• Directions for this task:
Work through the data below and give the number of lines holding "JSON", nothing more.
_ _ _ _ _
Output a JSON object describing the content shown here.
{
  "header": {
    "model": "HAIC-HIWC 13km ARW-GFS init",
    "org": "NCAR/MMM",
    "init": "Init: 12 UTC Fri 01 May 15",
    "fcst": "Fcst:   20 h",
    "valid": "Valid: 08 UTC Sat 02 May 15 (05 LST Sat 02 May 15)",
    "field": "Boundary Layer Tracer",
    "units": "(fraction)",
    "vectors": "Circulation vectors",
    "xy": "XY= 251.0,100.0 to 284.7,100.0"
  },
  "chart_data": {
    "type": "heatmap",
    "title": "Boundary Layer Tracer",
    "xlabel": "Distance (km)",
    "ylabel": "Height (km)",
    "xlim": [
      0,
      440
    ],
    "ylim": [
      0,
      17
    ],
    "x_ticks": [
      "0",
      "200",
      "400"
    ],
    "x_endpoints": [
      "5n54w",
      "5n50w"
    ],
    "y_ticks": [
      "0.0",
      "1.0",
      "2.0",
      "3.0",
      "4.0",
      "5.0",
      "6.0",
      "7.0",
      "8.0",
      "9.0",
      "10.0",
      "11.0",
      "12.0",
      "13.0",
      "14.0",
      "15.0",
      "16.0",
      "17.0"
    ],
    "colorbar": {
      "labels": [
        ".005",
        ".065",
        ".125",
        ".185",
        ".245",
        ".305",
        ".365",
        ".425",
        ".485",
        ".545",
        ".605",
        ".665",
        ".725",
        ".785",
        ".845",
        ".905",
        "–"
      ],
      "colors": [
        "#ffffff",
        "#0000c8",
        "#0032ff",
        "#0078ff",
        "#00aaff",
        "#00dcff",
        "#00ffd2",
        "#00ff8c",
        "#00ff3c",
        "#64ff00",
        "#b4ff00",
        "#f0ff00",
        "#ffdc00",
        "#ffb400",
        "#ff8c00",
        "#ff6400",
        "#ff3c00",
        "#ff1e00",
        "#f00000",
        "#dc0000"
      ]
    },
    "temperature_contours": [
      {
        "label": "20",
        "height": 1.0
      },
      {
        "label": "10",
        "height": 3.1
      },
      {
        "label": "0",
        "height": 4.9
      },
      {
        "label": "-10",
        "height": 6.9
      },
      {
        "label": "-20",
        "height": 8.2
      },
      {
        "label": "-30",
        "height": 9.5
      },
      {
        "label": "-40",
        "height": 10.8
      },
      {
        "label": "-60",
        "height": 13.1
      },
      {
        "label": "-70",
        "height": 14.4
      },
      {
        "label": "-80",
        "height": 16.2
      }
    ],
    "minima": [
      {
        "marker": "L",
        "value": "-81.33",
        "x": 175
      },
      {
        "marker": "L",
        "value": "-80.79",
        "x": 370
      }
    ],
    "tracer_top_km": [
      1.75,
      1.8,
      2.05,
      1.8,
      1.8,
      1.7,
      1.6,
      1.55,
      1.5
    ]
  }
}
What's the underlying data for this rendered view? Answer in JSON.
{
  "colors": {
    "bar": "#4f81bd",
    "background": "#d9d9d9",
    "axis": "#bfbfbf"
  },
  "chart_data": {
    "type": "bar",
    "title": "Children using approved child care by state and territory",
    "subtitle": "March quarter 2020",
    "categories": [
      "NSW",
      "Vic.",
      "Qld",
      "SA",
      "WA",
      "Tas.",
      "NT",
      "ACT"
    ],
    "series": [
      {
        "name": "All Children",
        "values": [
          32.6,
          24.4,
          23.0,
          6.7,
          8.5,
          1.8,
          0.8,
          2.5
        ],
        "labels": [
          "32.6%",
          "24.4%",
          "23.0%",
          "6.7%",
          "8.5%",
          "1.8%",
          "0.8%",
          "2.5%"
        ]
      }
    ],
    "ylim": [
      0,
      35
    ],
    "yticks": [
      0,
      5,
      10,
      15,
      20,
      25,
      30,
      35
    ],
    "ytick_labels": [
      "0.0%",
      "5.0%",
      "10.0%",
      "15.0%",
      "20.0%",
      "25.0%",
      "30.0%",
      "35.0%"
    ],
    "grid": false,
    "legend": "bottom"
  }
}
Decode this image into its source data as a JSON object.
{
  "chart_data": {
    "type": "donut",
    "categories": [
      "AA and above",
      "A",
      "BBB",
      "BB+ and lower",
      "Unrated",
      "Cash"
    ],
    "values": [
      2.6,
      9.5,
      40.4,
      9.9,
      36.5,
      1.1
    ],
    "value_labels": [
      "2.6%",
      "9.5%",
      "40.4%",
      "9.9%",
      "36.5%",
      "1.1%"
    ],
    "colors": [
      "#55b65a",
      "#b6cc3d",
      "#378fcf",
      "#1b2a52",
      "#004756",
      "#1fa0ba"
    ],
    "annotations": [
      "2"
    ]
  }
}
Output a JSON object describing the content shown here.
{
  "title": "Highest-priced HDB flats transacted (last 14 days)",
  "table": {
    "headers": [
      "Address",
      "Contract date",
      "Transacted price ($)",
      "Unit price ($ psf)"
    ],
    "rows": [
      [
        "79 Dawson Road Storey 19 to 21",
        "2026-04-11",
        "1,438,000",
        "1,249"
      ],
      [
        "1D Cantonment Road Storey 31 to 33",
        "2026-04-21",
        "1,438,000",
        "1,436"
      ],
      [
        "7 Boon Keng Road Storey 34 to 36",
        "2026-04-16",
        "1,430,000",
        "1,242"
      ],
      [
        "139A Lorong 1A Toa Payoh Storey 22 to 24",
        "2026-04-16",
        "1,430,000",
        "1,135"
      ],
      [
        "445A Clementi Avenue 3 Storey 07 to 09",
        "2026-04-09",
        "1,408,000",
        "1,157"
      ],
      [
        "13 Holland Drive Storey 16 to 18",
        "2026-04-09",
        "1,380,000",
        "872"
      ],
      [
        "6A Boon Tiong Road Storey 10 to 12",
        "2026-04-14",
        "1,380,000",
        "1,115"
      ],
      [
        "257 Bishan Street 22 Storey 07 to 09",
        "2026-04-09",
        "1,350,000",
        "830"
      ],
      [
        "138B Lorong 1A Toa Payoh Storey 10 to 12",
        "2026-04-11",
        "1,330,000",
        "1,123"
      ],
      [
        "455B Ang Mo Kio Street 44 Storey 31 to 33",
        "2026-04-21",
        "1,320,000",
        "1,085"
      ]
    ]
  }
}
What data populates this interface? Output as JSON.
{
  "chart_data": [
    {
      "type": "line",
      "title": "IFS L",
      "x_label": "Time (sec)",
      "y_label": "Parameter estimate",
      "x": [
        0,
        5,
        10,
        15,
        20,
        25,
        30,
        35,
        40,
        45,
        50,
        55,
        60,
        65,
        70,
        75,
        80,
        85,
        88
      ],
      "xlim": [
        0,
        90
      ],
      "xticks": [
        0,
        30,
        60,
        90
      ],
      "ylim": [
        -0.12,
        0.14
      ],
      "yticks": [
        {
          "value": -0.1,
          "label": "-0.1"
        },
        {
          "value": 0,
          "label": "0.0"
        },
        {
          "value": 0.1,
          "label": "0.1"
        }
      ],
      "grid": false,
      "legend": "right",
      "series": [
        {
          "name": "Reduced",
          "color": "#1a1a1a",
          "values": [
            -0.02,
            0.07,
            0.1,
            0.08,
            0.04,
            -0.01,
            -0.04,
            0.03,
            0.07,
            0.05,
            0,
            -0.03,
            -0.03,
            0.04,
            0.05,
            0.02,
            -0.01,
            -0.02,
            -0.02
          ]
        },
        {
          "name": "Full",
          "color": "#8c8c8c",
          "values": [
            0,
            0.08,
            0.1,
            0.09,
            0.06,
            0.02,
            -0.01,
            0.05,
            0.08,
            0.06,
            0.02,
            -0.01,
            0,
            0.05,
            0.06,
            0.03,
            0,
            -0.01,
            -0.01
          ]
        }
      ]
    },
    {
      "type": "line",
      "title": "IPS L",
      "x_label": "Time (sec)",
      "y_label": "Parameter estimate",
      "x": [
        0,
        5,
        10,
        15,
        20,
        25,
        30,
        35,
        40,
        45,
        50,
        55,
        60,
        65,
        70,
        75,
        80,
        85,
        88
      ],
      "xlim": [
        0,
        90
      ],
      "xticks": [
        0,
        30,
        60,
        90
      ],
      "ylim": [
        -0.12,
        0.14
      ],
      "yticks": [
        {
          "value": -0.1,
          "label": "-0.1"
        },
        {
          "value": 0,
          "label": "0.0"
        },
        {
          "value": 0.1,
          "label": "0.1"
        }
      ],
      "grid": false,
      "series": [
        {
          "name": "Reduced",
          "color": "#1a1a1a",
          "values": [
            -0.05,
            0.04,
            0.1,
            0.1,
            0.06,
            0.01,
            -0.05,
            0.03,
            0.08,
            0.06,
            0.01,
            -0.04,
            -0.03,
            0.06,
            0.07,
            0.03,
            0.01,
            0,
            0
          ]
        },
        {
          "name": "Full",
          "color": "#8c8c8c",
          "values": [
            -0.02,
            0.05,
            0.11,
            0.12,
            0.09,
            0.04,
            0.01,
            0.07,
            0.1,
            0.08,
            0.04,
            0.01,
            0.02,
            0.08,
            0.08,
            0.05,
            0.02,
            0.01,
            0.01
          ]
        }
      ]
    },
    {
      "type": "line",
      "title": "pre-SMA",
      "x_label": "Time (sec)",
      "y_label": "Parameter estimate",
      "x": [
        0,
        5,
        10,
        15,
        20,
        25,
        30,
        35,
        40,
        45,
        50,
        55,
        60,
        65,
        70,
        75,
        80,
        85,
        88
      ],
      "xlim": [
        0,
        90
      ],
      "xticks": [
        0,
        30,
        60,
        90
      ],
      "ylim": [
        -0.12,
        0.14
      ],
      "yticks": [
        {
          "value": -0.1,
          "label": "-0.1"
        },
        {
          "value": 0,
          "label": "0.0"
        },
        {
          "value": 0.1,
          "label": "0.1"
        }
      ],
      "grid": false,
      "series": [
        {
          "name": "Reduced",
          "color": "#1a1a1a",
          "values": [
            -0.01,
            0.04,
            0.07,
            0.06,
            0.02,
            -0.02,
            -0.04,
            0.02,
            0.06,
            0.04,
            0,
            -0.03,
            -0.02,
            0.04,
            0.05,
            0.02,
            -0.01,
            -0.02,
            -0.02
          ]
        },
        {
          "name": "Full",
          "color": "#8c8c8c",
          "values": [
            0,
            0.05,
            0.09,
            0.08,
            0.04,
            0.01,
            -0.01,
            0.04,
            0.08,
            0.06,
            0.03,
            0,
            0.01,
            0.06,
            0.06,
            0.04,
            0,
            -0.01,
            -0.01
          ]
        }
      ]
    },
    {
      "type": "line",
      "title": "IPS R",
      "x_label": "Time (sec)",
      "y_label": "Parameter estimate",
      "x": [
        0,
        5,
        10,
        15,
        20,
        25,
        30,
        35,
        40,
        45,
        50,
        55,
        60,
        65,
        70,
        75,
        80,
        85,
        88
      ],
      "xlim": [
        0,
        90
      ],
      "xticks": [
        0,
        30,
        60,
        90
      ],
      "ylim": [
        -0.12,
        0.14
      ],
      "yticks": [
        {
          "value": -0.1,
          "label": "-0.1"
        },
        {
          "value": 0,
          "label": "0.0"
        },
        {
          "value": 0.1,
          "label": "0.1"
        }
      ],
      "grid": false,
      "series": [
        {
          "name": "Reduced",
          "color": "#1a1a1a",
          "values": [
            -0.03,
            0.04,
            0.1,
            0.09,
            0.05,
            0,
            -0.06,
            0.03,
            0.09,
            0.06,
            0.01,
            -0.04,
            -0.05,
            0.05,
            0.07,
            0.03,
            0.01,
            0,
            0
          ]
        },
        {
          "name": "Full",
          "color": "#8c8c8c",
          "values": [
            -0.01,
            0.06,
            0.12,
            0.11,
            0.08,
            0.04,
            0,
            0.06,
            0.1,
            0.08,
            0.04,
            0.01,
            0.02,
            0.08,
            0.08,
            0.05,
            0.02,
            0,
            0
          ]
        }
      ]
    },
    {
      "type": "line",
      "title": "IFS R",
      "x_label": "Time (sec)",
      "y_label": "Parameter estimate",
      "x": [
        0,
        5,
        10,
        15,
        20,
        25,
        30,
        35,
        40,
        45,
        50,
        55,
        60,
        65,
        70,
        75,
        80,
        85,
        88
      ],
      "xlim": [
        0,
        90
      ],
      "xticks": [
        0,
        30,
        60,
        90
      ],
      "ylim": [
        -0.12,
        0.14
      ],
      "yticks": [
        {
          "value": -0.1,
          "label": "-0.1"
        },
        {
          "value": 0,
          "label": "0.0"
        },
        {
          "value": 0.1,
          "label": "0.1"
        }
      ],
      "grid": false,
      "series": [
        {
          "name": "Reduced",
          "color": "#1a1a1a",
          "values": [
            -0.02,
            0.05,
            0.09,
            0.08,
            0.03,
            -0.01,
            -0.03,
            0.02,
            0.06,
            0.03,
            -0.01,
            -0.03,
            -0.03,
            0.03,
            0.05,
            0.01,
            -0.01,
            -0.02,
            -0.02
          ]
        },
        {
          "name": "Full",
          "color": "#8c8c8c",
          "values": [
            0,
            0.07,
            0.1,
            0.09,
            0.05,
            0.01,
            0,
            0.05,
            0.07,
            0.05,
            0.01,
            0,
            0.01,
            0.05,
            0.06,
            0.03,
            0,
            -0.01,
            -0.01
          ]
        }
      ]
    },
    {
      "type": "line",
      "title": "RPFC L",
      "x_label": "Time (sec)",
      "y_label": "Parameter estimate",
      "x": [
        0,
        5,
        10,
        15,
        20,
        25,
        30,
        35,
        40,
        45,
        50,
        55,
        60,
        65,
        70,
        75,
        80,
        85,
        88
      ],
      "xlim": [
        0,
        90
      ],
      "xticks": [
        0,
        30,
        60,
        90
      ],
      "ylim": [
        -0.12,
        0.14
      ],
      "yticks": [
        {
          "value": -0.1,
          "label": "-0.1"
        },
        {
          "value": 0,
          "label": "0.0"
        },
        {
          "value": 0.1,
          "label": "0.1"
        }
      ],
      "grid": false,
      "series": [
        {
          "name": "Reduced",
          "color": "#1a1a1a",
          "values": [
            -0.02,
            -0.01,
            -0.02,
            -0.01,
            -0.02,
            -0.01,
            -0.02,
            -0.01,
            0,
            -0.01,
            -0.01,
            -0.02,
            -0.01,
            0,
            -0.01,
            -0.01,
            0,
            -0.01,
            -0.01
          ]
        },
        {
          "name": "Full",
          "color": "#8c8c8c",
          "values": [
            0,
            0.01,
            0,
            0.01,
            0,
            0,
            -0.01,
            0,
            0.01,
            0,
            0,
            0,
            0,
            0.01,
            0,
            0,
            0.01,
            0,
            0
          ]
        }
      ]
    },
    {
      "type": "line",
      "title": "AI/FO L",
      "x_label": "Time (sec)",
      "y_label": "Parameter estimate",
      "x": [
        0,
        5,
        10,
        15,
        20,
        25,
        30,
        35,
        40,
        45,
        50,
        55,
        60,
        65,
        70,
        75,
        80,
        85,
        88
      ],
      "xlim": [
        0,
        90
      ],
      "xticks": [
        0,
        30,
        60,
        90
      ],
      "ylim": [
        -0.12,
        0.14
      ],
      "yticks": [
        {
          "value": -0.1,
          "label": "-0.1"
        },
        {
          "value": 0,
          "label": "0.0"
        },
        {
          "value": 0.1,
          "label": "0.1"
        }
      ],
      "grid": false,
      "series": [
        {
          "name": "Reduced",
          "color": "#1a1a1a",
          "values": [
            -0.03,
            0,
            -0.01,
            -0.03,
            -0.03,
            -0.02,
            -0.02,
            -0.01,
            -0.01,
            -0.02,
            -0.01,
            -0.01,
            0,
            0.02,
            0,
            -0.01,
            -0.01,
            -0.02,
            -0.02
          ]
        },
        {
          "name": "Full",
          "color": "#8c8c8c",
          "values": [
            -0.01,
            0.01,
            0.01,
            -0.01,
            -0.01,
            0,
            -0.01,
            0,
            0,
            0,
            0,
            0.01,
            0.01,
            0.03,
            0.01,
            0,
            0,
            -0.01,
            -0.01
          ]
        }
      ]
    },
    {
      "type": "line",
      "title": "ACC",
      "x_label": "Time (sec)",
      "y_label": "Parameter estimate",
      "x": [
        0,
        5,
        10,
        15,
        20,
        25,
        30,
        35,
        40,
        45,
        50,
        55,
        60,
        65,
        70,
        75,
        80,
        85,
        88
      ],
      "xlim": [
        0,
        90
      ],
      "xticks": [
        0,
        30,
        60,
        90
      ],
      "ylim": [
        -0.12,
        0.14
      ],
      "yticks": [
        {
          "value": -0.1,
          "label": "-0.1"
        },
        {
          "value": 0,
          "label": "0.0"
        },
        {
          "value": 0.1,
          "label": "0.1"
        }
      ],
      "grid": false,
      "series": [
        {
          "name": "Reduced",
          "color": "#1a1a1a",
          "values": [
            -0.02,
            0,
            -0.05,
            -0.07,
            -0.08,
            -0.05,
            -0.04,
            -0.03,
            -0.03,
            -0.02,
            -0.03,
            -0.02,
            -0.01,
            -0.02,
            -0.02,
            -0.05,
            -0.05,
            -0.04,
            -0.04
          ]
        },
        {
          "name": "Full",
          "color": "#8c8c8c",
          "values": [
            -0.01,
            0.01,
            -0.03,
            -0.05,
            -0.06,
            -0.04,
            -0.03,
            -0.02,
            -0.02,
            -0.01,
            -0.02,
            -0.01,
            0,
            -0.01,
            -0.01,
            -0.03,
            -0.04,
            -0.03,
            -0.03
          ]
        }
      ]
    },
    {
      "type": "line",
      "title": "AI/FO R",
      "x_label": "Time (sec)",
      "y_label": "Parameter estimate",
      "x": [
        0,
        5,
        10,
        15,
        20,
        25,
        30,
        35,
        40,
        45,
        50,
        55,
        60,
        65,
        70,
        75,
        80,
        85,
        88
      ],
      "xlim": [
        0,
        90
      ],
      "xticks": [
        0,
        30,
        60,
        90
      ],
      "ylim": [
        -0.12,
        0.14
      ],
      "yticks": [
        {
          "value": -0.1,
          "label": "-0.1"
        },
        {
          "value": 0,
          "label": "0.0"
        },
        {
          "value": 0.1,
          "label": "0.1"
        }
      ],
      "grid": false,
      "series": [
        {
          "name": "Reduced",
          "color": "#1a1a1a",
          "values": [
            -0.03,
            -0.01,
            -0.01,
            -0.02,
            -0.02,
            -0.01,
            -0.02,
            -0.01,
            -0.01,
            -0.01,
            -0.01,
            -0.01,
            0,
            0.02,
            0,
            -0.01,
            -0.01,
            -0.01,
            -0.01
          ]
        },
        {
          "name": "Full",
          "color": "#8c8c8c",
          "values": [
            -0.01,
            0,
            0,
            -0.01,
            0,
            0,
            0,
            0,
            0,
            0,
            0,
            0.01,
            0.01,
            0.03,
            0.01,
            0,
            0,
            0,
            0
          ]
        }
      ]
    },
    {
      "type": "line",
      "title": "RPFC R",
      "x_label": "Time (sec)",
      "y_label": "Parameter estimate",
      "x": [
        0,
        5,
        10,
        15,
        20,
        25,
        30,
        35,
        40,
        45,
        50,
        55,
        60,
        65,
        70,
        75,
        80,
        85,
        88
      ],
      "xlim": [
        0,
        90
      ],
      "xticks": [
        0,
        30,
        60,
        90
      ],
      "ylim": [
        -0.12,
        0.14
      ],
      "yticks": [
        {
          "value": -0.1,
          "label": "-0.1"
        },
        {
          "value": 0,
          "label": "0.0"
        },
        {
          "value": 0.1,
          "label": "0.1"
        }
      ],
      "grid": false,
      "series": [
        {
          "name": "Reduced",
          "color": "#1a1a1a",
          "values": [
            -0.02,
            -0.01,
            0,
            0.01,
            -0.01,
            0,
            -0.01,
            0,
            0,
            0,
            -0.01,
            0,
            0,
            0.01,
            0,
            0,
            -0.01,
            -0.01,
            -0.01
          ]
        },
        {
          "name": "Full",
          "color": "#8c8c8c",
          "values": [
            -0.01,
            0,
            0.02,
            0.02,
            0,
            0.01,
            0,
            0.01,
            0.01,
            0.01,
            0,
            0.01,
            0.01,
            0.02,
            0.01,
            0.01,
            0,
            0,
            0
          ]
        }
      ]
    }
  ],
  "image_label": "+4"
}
_ _ _ _ _
• Solution to this task:
5